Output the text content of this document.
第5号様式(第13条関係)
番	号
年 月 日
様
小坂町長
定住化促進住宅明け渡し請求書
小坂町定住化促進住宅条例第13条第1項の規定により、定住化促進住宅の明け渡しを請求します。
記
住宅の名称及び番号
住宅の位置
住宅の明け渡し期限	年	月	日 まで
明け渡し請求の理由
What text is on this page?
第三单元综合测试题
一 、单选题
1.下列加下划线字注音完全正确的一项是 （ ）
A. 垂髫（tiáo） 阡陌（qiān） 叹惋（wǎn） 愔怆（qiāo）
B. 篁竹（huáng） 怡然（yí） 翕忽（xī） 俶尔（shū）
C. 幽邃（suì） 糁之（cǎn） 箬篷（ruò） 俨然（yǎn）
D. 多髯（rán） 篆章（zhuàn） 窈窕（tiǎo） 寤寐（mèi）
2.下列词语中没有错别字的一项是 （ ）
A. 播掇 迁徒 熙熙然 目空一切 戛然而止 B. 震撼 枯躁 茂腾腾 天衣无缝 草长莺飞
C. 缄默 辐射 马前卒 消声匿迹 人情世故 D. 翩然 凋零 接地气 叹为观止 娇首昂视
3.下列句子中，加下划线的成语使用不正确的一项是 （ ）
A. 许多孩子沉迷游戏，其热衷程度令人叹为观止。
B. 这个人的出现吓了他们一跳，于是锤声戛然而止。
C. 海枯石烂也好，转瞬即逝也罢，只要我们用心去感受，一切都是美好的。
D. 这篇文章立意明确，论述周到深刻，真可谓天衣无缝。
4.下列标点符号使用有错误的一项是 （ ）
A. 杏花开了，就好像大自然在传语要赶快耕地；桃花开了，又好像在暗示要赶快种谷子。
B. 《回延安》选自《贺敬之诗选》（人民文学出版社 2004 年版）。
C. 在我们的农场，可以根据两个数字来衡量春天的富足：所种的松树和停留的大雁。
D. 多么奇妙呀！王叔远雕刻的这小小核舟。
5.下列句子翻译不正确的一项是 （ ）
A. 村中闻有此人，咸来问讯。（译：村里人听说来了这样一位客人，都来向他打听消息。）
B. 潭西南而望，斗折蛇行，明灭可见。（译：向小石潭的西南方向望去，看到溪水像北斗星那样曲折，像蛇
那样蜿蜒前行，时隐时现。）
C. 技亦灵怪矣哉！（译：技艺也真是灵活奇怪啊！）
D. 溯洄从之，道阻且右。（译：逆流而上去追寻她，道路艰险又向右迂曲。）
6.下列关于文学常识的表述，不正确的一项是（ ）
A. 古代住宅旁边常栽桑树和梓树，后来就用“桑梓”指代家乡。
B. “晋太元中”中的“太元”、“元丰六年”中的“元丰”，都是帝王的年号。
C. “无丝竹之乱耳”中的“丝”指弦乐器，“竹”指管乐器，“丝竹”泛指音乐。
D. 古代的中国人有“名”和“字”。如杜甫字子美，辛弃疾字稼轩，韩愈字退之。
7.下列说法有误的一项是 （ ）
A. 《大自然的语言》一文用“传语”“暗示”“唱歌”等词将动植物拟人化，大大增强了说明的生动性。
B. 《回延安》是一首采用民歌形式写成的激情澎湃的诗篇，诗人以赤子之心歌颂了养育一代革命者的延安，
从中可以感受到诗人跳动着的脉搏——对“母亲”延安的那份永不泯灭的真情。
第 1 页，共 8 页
★ ★ ★ ★ ★
In the listing above, find the lines holding the word "text" and copy them.

Solution for this task:
Output the text content of this document.
What text is on this page?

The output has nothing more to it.